--- start Data shown ---
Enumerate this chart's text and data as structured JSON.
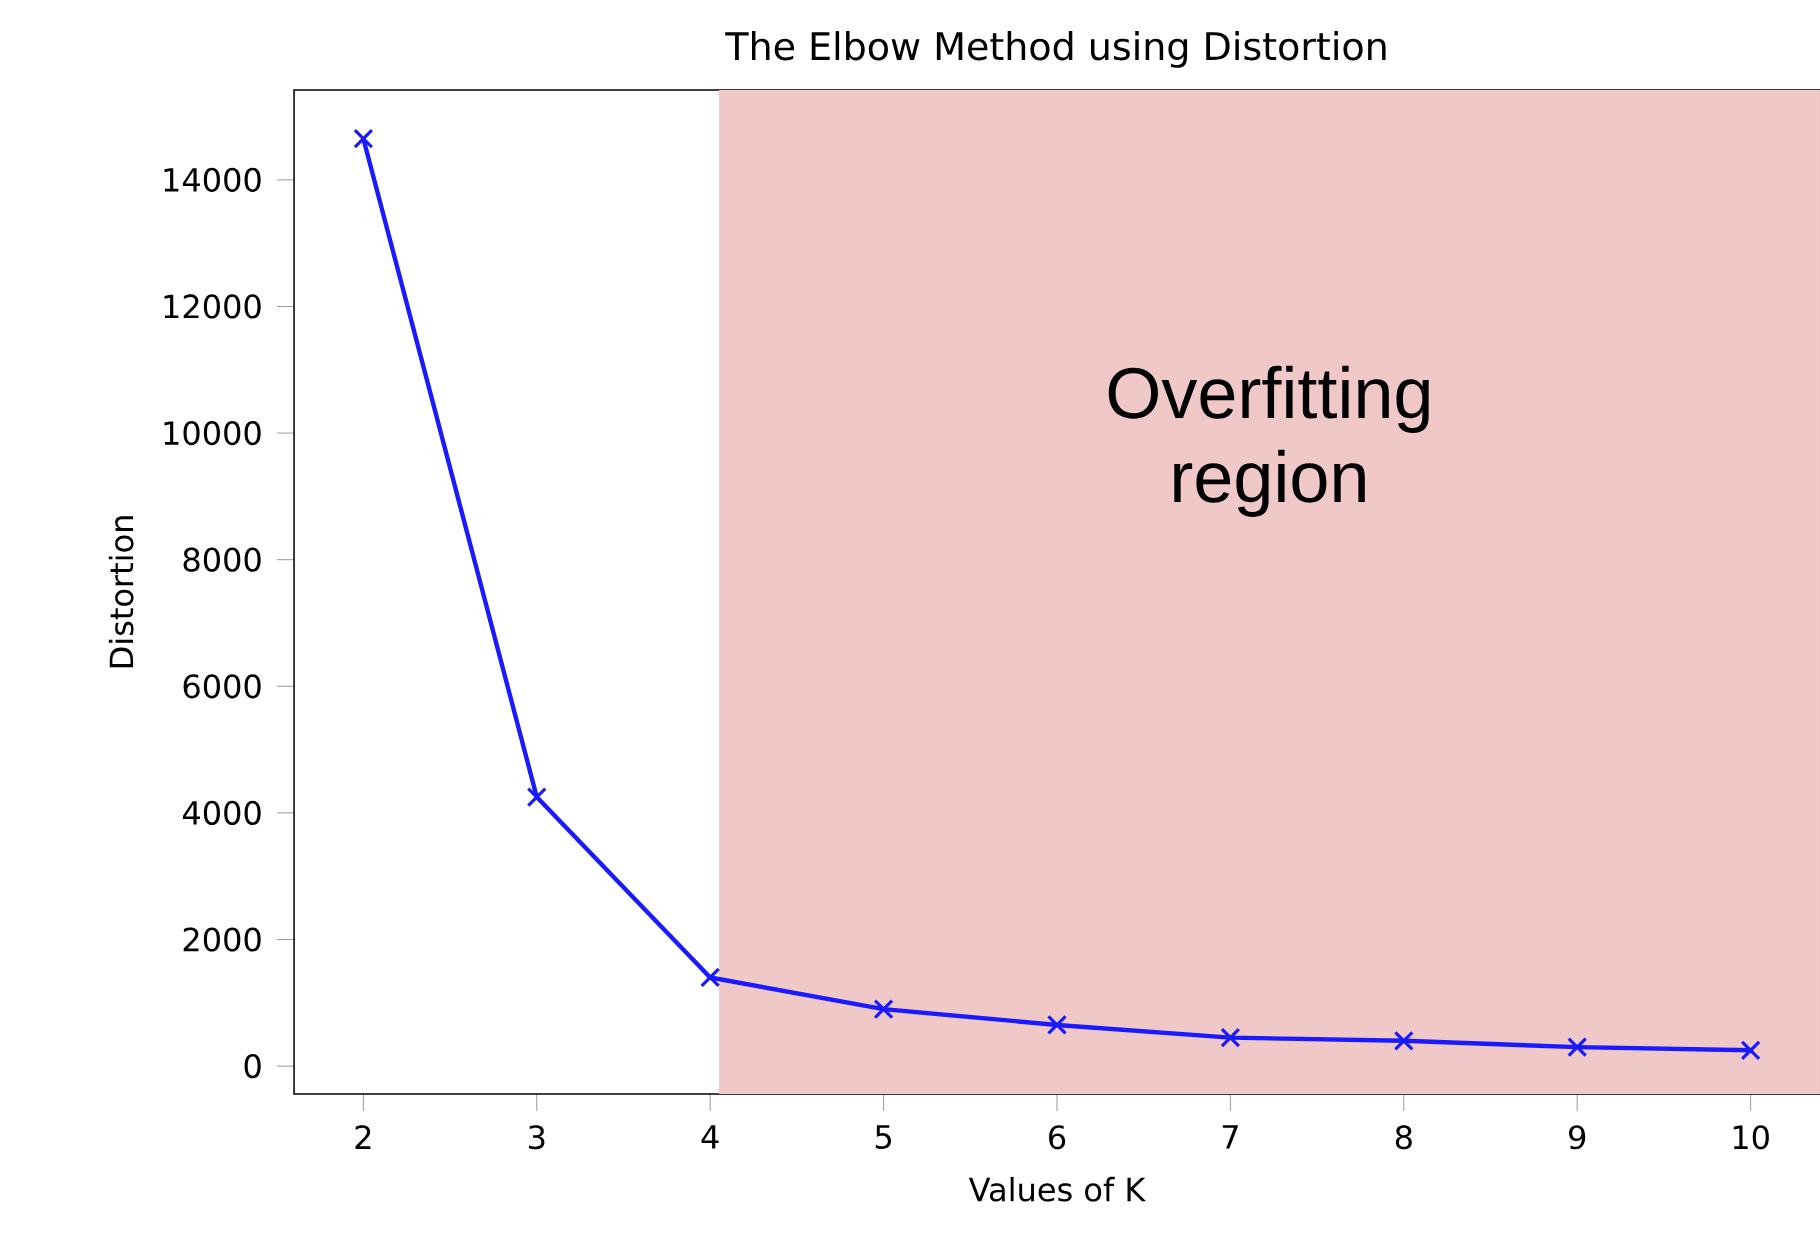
{
  "chart_data": {
    "type": "line",
    "title": "The Elbow Method using Distortion",
    "xlabel": "Values of K",
    "ylabel": "Distortion",
    "x": [
      2,
      3,
      4,
      5,
      6,
      7,
      8,
      9,
      10
    ],
    "series": [
      {
        "color": "#1a1aff",
        "values": [
          14650,
          4250,
          1400,
          900,
          650,
          450,
          400,
          300,
          250
        ]
      }
    ],
    "marker": "cross",
    "line_style": "solid",
    "xlim": [
      1.6,
      10.4
    ],
    "ylim": [
      -440,
      15420
    ],
    "xticks": [
      2,
      3,
      4,
      5,
      6,
      7,
      8,
      9,
      10
    ],
    "yticks": [
      0,
      2000,
      4000,
      6000,
      8000,
      10000,
      12000,
      14000
    ],
    "bands": [
      {
        "axis": "x",
        "from": 4.05,
        "to": 10.4,
        "label": "Overfitting region",
        "color": "#f0c8c8"
      }
    ],
    "grid": false
  }
}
--- end Data shown ---
Using the records above, copy each line that contains "Distortion".

_Exercise result_
    "title": "The Elbow Method using Distortion",
    "ylabel": "Distortion",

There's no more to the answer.